Problem to work on: Check each line of the entries below for the string "durch"; copy every line where it appears.

Raw records
********

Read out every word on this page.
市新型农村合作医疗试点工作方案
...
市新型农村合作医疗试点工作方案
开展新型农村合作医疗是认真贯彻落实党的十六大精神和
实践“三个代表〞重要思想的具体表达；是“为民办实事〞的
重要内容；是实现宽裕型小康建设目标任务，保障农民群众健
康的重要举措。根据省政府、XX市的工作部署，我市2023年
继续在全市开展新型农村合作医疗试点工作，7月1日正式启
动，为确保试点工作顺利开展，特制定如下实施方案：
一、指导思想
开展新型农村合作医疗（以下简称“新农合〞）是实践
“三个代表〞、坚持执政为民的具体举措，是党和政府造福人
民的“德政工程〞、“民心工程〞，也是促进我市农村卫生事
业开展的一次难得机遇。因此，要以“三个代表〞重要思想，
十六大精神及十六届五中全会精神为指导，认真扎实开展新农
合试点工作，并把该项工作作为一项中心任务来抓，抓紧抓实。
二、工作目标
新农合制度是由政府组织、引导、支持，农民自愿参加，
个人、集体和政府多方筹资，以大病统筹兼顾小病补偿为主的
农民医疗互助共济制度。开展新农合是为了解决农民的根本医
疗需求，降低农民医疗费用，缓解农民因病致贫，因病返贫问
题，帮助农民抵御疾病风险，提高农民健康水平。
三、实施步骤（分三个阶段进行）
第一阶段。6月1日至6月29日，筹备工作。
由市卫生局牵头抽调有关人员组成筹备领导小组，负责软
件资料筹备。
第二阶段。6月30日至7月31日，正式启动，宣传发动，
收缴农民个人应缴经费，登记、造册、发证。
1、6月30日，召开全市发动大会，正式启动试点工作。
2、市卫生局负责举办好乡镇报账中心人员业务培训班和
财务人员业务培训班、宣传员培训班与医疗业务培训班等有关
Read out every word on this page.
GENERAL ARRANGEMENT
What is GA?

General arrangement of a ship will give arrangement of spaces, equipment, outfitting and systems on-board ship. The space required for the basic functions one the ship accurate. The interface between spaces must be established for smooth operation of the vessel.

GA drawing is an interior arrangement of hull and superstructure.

********

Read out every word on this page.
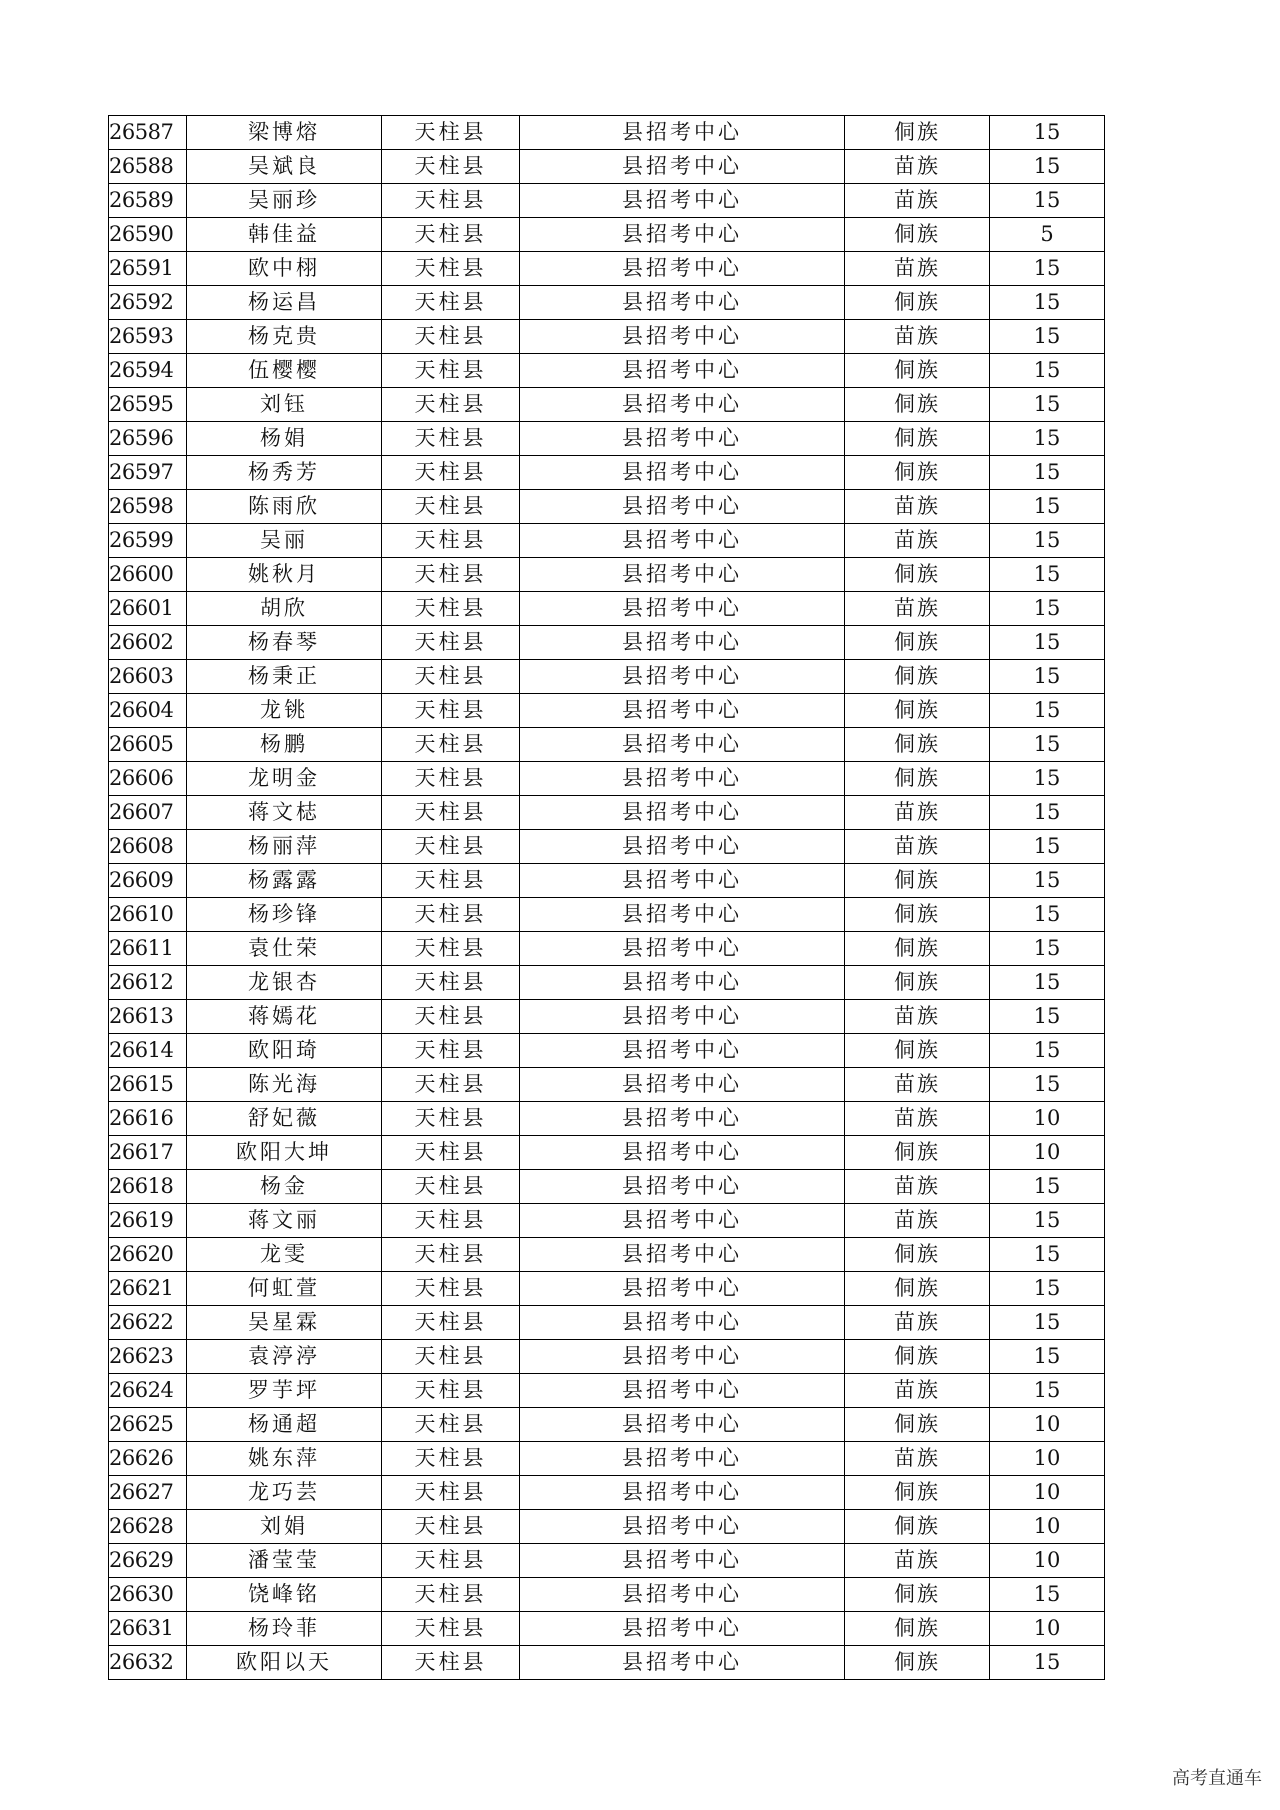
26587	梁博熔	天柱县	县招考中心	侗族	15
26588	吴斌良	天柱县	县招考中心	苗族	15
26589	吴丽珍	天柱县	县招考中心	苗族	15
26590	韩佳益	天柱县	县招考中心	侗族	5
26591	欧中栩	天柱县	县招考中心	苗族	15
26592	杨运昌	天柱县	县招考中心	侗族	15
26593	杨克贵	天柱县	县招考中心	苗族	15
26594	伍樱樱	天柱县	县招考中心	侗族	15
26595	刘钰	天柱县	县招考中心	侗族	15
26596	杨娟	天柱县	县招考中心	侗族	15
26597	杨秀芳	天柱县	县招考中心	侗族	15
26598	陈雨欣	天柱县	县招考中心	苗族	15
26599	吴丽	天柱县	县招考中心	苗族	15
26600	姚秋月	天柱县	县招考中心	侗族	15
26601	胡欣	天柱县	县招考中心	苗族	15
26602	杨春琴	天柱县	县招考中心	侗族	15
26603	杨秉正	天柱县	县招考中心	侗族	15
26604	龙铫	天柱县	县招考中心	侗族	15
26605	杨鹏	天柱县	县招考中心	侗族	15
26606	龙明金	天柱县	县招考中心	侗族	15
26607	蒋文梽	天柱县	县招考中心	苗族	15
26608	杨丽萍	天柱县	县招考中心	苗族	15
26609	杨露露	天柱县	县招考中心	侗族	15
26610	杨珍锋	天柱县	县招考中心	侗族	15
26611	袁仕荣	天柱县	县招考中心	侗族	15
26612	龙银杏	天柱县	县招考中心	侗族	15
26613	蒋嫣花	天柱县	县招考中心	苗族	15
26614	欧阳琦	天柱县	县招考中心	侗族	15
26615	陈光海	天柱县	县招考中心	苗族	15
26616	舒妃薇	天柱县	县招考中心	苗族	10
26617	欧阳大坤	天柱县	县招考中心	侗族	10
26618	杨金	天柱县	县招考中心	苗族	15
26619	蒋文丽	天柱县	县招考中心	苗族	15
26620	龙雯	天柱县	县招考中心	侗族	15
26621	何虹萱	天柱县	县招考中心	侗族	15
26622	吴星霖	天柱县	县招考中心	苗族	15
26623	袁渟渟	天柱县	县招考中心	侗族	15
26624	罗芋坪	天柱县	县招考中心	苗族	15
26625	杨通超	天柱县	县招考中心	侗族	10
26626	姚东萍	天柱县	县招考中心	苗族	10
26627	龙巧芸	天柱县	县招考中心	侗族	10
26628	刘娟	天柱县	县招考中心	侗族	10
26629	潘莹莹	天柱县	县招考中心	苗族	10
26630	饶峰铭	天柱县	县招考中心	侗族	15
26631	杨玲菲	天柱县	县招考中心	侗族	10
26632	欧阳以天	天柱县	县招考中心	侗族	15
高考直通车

********

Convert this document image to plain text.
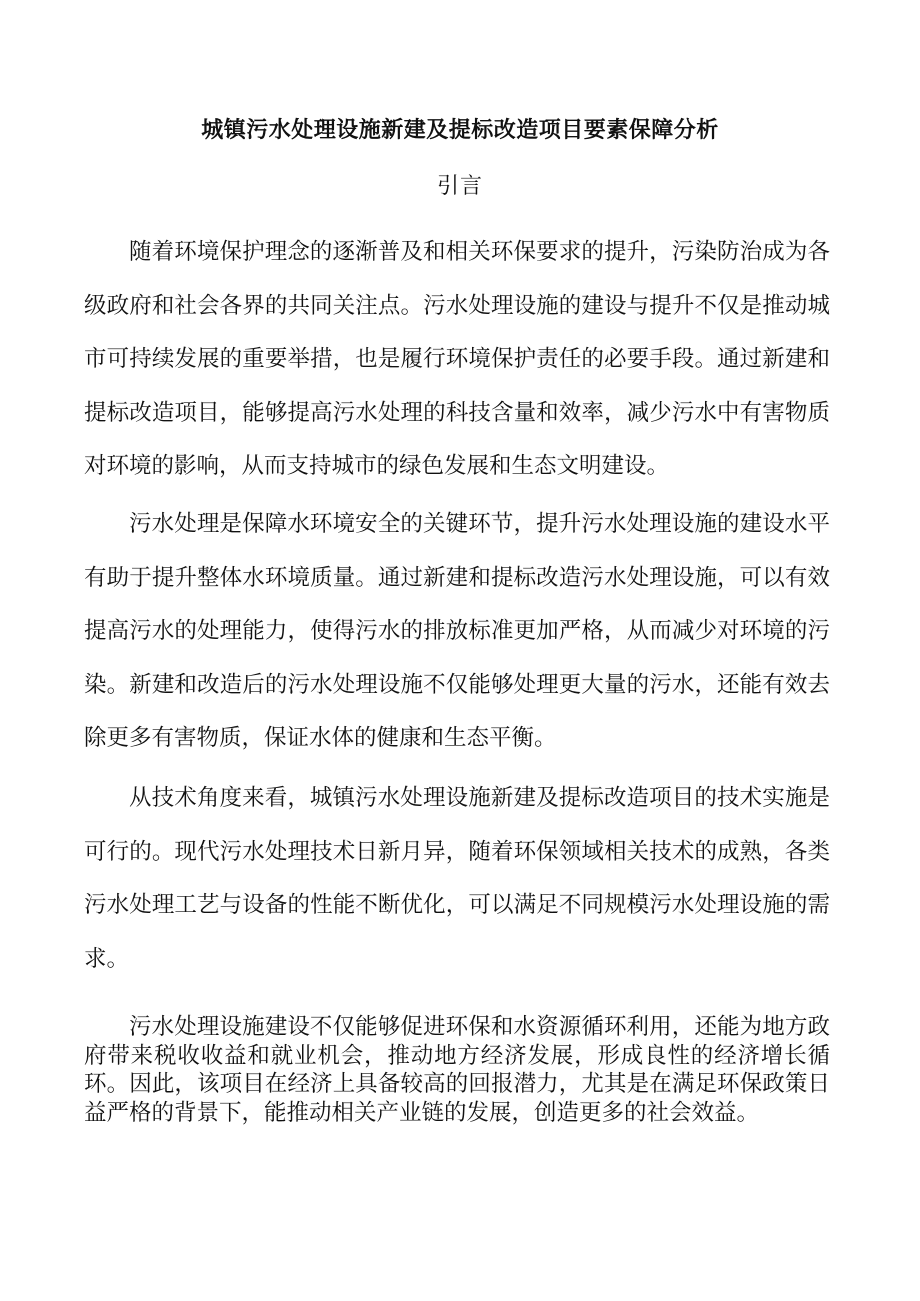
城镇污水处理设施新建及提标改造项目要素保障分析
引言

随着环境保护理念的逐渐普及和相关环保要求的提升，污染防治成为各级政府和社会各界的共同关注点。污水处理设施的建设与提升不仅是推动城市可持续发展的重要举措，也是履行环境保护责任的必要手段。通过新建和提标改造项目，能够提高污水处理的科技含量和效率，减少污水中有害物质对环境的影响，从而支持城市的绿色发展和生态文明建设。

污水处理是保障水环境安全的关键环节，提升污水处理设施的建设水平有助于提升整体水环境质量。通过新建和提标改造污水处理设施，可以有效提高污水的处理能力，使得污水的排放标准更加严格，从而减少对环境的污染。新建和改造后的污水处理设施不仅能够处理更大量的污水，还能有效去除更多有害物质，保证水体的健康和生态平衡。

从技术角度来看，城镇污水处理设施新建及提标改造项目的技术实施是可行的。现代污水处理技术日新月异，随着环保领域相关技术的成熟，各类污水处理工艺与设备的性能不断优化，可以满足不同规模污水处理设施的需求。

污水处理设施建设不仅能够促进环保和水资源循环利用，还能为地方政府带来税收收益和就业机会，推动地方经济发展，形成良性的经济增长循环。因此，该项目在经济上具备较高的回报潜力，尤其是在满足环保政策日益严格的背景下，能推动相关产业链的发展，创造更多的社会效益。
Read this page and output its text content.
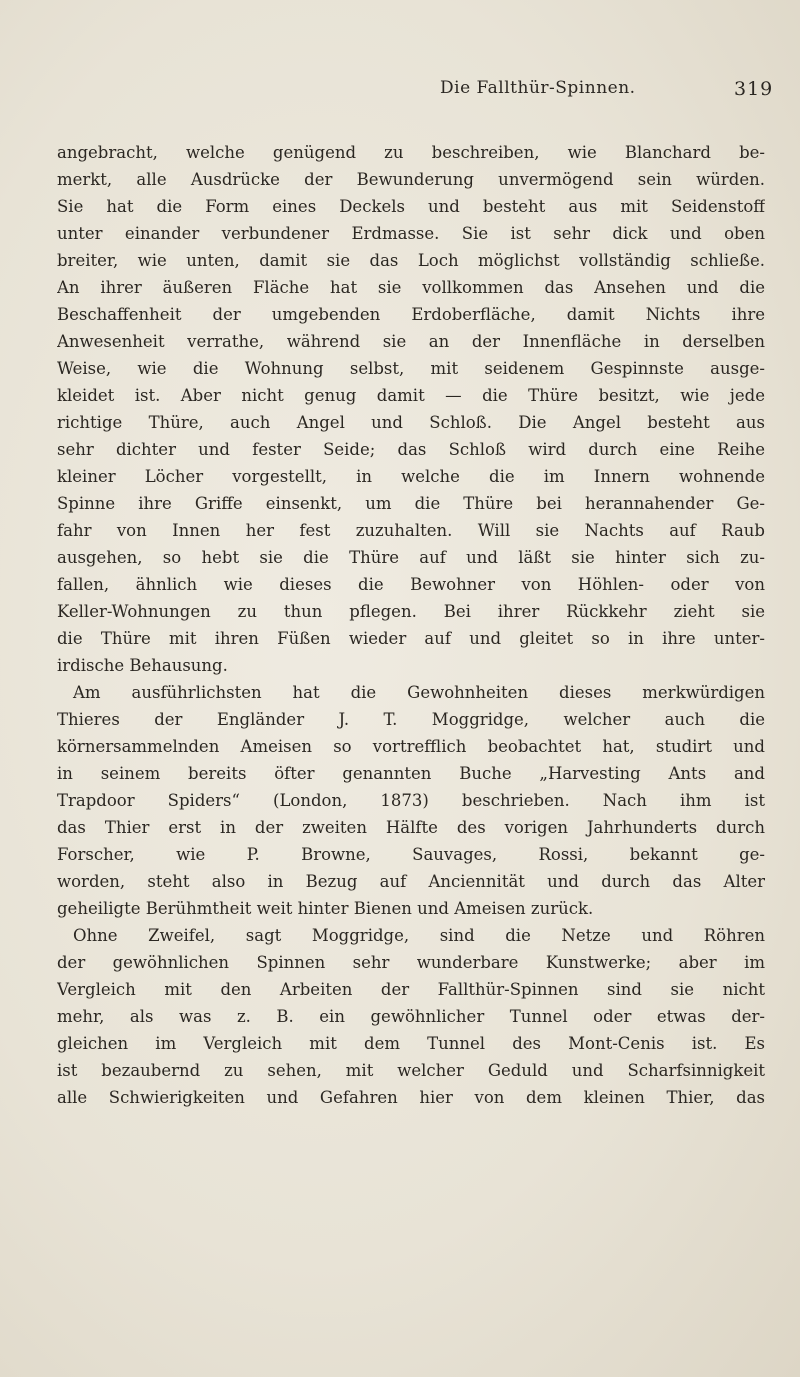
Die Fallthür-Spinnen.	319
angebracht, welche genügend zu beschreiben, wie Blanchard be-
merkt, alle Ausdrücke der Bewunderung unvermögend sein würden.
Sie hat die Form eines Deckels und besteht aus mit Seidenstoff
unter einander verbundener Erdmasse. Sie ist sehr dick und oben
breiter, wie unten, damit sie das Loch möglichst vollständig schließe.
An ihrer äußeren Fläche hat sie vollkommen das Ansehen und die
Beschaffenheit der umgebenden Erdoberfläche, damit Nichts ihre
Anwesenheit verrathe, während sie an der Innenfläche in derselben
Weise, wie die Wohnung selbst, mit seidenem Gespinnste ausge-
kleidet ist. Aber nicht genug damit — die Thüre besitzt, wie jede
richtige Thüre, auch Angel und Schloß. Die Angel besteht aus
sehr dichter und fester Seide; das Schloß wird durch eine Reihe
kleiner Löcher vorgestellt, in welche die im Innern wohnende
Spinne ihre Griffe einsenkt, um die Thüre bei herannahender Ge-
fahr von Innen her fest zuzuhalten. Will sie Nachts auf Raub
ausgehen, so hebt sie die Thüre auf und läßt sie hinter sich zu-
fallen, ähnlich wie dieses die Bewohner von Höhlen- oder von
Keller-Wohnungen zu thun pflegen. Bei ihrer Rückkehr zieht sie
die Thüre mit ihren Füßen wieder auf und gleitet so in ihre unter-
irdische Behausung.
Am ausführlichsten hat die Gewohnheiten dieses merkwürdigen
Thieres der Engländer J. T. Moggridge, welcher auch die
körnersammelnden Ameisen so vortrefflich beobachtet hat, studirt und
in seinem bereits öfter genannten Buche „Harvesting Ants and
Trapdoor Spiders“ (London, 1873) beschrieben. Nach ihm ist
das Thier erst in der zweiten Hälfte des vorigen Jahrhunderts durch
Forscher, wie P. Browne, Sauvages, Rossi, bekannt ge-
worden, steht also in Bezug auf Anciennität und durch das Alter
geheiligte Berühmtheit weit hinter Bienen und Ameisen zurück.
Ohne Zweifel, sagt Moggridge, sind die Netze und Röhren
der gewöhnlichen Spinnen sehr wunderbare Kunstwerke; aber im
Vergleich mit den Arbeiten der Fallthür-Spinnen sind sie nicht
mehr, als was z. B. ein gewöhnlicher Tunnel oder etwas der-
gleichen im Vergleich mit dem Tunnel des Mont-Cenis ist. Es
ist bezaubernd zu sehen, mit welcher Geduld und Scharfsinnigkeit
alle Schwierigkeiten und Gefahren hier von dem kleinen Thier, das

********

Full answer:
sehr dichter und fester Seide; das Schloß wird durch eine Reihe
das Thier erst in der zweiten Hälfte des vorigen Jahrhunderts durch
worden, steht also in Bezug auf Anciennität und durch das Alter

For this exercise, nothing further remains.